═══ PROVIDED MATERIAL

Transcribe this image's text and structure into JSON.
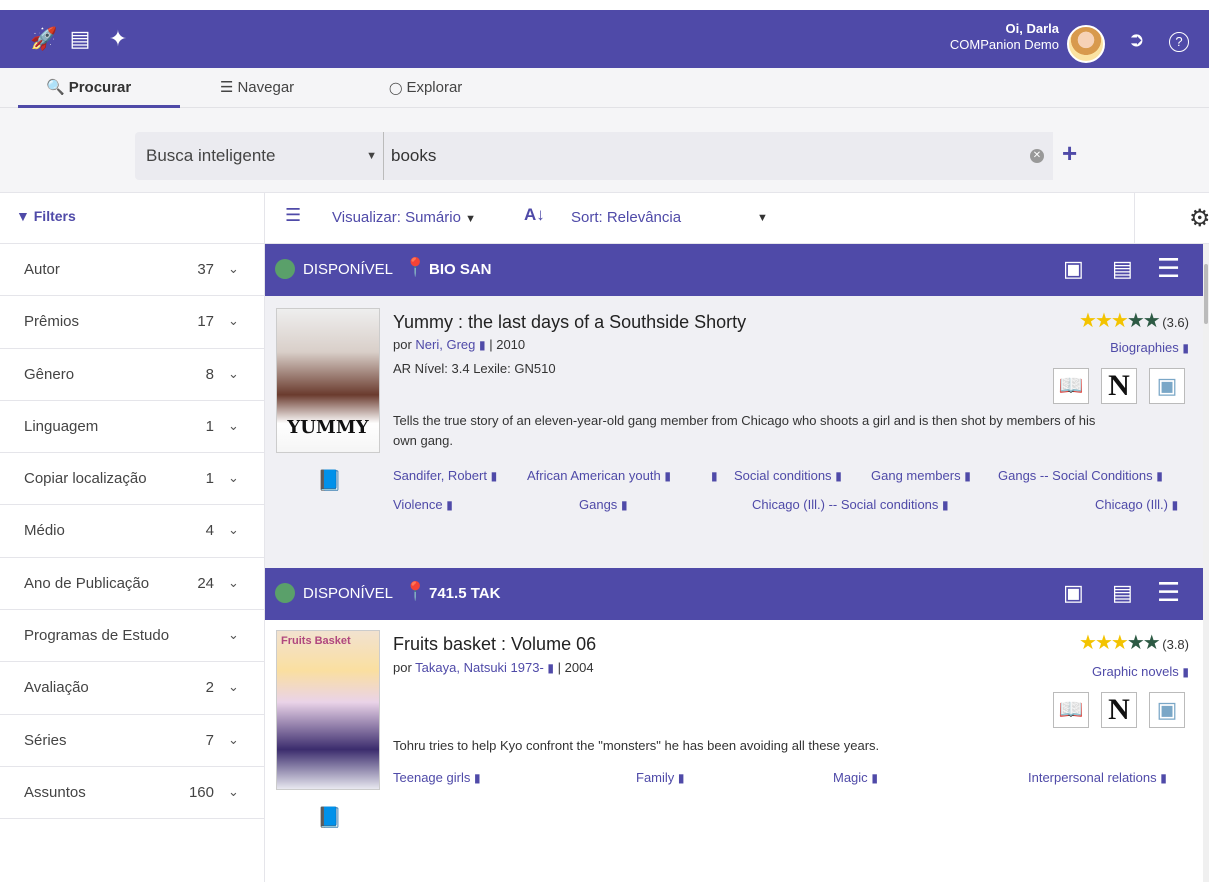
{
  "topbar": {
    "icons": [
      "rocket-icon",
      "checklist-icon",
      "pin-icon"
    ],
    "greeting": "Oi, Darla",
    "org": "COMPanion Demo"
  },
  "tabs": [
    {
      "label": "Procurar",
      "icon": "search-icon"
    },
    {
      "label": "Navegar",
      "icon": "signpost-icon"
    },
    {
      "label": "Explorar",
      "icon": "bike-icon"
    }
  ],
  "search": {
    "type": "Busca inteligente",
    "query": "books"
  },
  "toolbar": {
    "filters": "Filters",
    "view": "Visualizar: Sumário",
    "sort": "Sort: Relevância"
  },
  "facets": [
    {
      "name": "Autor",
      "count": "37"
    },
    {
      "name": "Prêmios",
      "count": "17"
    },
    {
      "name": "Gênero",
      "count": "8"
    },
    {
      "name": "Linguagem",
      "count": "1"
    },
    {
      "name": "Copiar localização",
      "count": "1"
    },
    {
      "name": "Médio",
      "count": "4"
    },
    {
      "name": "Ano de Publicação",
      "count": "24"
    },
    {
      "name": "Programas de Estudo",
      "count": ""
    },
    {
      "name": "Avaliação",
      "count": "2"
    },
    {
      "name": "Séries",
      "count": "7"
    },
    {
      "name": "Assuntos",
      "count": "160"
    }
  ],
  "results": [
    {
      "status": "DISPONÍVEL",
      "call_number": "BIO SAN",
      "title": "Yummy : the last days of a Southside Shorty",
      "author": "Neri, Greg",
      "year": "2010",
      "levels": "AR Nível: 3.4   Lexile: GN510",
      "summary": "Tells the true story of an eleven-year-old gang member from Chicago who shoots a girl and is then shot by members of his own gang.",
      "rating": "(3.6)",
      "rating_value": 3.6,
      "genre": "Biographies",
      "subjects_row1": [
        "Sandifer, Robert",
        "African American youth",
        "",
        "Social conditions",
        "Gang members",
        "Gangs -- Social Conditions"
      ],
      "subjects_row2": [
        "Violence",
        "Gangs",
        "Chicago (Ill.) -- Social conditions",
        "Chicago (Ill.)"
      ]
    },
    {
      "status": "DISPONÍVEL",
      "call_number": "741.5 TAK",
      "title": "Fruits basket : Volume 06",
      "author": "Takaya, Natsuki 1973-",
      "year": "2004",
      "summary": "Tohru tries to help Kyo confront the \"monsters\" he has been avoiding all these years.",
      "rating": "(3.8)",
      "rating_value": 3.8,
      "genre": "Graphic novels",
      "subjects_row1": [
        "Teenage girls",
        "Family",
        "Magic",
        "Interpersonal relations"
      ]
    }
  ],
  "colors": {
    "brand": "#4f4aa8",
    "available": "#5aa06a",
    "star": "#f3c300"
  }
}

══════

WORK REQUIRED -> Which lines in the listing above hold the word "members"? Show each of them.

FULL ANSWER ->
      "summary": "Tells the true story of an eleven-year-old gang member from Chicago who shoots a girl and is then shot by members of his own gang.",
        "Gang members",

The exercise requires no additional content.